→ EXERCISE OBJECTIVE
Using the listing below, extract each line that has the word "title" in it.

--- start of EXTRACTED ENTRIES ---

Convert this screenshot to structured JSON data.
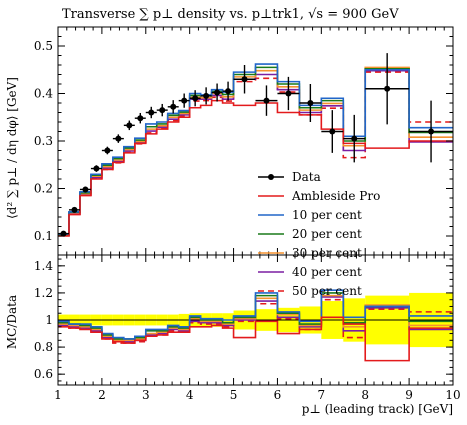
{
  "figure": {
    "title": "Transverse ∑ p⊥ density vs. p⊥trk1, √s = 900 GeV"
  },
  "chart_data": [
    {
      "type": "line",
      "panel": "main",
      "title": "Transverse ∑ p⊥ density vs. p⊥trk1, √s = 900 GeV",
      "xlabel": "",
      "ylabel": "⟨d² ∑ p⊥ / dη dφ⟩ [GeV]",
      "xlim": [
        1,
        10
      ],
      "ylim": [
        0.06,
        0.54
      ],
      "x_ticks": [
        1,
        2,
        3,
        4,
        5,
        6,
        7,
        8,
        9,
        10
      ],
      "y_ticks": [
        0.1,
        0.2,
        0.3,
        0.4,
        0.5
      ],
      "y_tick_labels": [
        "0.1",
        "0.2",
        "0.3",
        "0.4",
        "0.5"
      ],
      "bin_edges": [
        1.0,
        1.25,
        1.5,
        1.75,
        2.0,
        2.25,
        2.5,
        2.75,
        3.0,
        3.25,
        3.5,
        3.75,
        4.0,
        4.25,
        4.5,
        4.75,
        5.0,
        5.5,
        6.0,
        6.5,
        7.0,
        7.5,
        8.0,
        9.0,
        10.0
      ],
      "legend_position": "right-middle",
      "series": [
        {
          "name": "Data",
          "kind": "points",
          "color": "#000000",
          "x": [
            1.125,
            1.375,
            1.625,
            1.875,
            2.125,
            2.375,
            2.625,
            2.875,
            3.125,
            3.375,
            3.625,
            3.875,
            4.125,
            4.375,
            4.625,
            4.875,
            5.25,
            5.75,
            6.25,
            6.75,
            7.25,
            7.75,
            8.5,
            9.5
          ],
          "values": [
            0.105,
            0.155,
            0.198,
            0.242,
            0.28,
            0.305,
            0.333,
            0.348,
            0.36,
            0.365,
            0.372,
            0.385,
            0.39,
            0.395,
            0.402,
            0.405,
            0.43,
            0.385,
            0.4,
            0.38,
            0.32,
            0.305,
            0.41,
            0.32
          ],
          "y_errors": [
            0.004,
            0.005,
            0.006,
            0.007,
            0.008,
            0.009,
            0.01,
            0.011,
            0.012,
            0.013,
            0.014,
            0.015,
            0.017,
            0.018,
            0.019,
            0.02,
            0.03,
            0.032,
            0.035,
            0.04,
            0.045,
            0.05,
            0.075,
            0.065
          ]
        },
        {
          "name": "Ambleside Pro",
          "kind": "histogram",
          "color": "#e31a1c",
          "dash": "",
          "values": [
            0.1,
            0.145,
            0.185,
            0.22,
            0.24,
            0.255,
            0.275,
            0.295,
            0.315,
            0.325,
            0.34,
            0.35,
            0.37,
            0.375,
            0.385,
            0.38,
            0.375,
            0.38,
            0.36,
            0.355,
            0.325,
            0.295,
            0.285,
            0.3
          ]
        },
        {
          "name": "10 per cent",
          "kind": "histogram",
          "color": "#2166c9",
          "dash": "",
          "values": [
            0.104,
            0.151,
            0.193,
            0.23,
            0.252,
            0.266,
            0.288,
            0.306,
            0.336,
            0.34,
            0.358,
            0.364,
            0.4,
            0.397,
            0.408,
            0.403,
            0.445,
            0.462,
            0.425,
            0.375,
            0.39,
            0.31,
            0.45,
            0.328
          ]
        },
        {
          "name": "20 per cent",
          "kind": "histogram",
          "color": "#1a7a1a",
          "dash": "",
          "values": [
            0.103,
            0.15,
            0.191,
            0.228,
            0.249,
            0.263,
            0.285,
            0.302,
            0.33,
            0.336,
            0.354,
            0.361,
            0.396,
            0.395,
            0.404,
            0.398,
            0.44,
            0.455,
            0.42,
            0.37,
            0.385,
            0.3,
            0.452,
            0.318
          ]
        },
        {
          "name": "30 per cent",
          "kind": "histogram",
          "color": "#f5922f",
          "dash": "",
          "values": [
            0.102,
            0.149,
            0.189,
            0.226,
            0.246,
            0.26,
            0.282,
            0.299,
            0.325,
            0.332,
            0.35,
            0.358,
            0.392,
            0.391,
            0.4,
            0.393,
            0.435,
            0.448,
            0.414,
            0.365,
            0.379,
            0.29,
            0.455,
            0.308
          ]
        },
        {
          "name": "40 per cent",
          "kind": "histogram",
          "color": "#7b1fa2",
          "dash": "",
          "values": [
            0.101,
            0.147,
            0.187,
            0.223,
            0.243,
            0.257,
            0.279,
            0.297,
            0.321,
            0.329,
            0.346,
            0.355,
            0.388,
            0.388,
            0.396,
            0.388,
            0.43,
            0.44,
            0.408,
            0.36,
            0.374,
            0.28,
            0.448,
            0.298
          ]
        },
        {
          "name": "50 per cent",
          "kind": "histogram",
          "color": "#e31a1c",
          "dash": "6,4",
          "values": [
            0.101,
            0.146,
            0.186,
            0.221,
            0.24,
            0.254,
            0.276,
            0.294,
            0.317,
            0.326,
            0.343,
            0.352,
            0.384,
            0.385,
            0.392,
            0.384,
            0.425,
            0.432,
            0.403,
            0.355,
            0.369,
            0.265,
            0.445,
            0.34
          ]
        }
      ]
    },
    {
      "type": "line",
      "panel": "ratio",
      "xlabel": "p⊥ (leading track) [GeV]",
      "ylabel": "MC/Data",
      "xlim": [
        1,
        10
      ],
      "ylim": [
        0.52,
        1.48
      ],
      "x_ticks": [
        1,
        2,
        3,
        4,
        5,
        6,
        7,
        8,
        9,
        10
      ],
      "x_tick_labels": [
        "1",
        "2",
        "3",
        "4",
        "5",
        "6",
        "7",
        "8",
        "9",
        "10"
      ],
      "y_ticks": [
        0.6,
        0.8,
        1.0,
        1.2,
        1.4
      ],
      "y_tick_labels": [
        "0.6",
        "0.8",
        "1",
        "1.2",
        "1.4"
      ],
      "uncertainty_band_color": "#ffff00",
      "uncertainty_band": [
        0.04,
        0.04,
        0.04,
        0.04,
        0.04,
        0.04,
        0.04,
        0.04,
        0.04,
        0.04,
        0.04,
        0.045,
        0.05,
        0.05,
        0.05,
        0.05,
        0.07,
        0.08,
        0.09,
        0.1,
        0.14,
        0.16,
        0.18,
        0.2
      ],
      "series": [
        {
          "name": "Ambleside Pro",
          "color": "#e31a1c",
          "dash": "",
          "values": [
            0.95,
            0.94,
            0.93,
            0.91,
            0.86,
            0.84,
            0.83,
            0.85,
            0.88,
            0.89,
            0.91,
            0.91,
            0.95,
            0.95,
            0.96,
            0.94,
            0.87,
            0.99,
            0.9,
            0.93,
            1.02,
            0.97,
            0.7,
            0.94
          ]
        },
        {
          "name": "10 per cent",
          "color": "#2166c9",
          "dash": "",
          "values": [
            0.99,
            0.97,
            0.97,
            0.95,
            0.9,
            0.87,
            0.86,
            0.88,
            0.93,
            0.93,
            0.96,
            0.95,
            1.03,
            1.01,
            1.01,
            1.0,
            1.03,
            1.2,
            1.06,
            0.99,
            1.22,
            1.02,
            1.1,
            1.03
          ]
        },
        {
          "name": "20 per cent",
          "color": "#1a7a1a",
          "dash": "",
          "values": [
            0.98,
            0.97,
            0.96,
            0.94,
            0.89,
            0.86,
            0.86,
            0.87,
            0.92,
            0.92,
            0.95,
            0.94,
            1.02,
            1.0,
            1.0,
            0.98,
            1.02,
            1.18,
            1.05,
            0.97,
            1.2,
            0.98,
            1.1,
            0.99
          ]
        },
        {
          "name": "30 per cent",
          "color": "#f5922f",
          "dash": "",
          "values": [
            0.97,
            0.96,
            0.95,
            0.93,
            0.88,
            0.85,
            0.85,
            0.86,
            0.9,
            0.91,
            0.94,
            0.93,
            1.01,
            0.99,
            0.99,
            0.97,
            1.01,
            1.16,
            1.04,
            0.96,
            1.18,
            0.95,
            1.11,
            0.96
          ]
        },
        {
          "name": "40 per cent",
          "color": "#7b1fa2",
          "dash": "",
          "values": [
            0.96,
            0.95,
            0.94,
            0.92,
            0.87,
            0.84,
            0.84,
            0.85,
            0.89,
            0.9,
            0.93,
            0.92,
            0.99,
            0.98,
            0.98,
            0.96,
            1.0,
            1.14,
            1.02,
            0.95,
            1.17,
            0.92,
            1.09,
            0.93
          ]
        },
        {
          "name": "50 per cent",
          "color": "#e31a1c",
          "dash": "6,4",
          "values": [
            0.96,
            0.94,
            0.94,
            0.91,
            0.86,
            0.83,
            0.83,
            0.84,
            0.88,
            0.89,
            0.92,
            0.91,
            0.98,
            0.97,
            0.97,
            0.95,
            0.99,
            1.12,
            1.01,
            0.93,
            1.15,
            0.87,
            1.08,
            1.06
          ]
        }
      ]
    }
  ]
}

--- end of EXTRACTED ENTRIES ---

→ CORRECT RESPONSE
    "title": "Transverse ∑ p⊥ density vs. p⊥trk1, √s = 900 GeV"
      "title": "Transverse ∑ p⊥ density vs. p⊥trk1, √s = 900 GeV",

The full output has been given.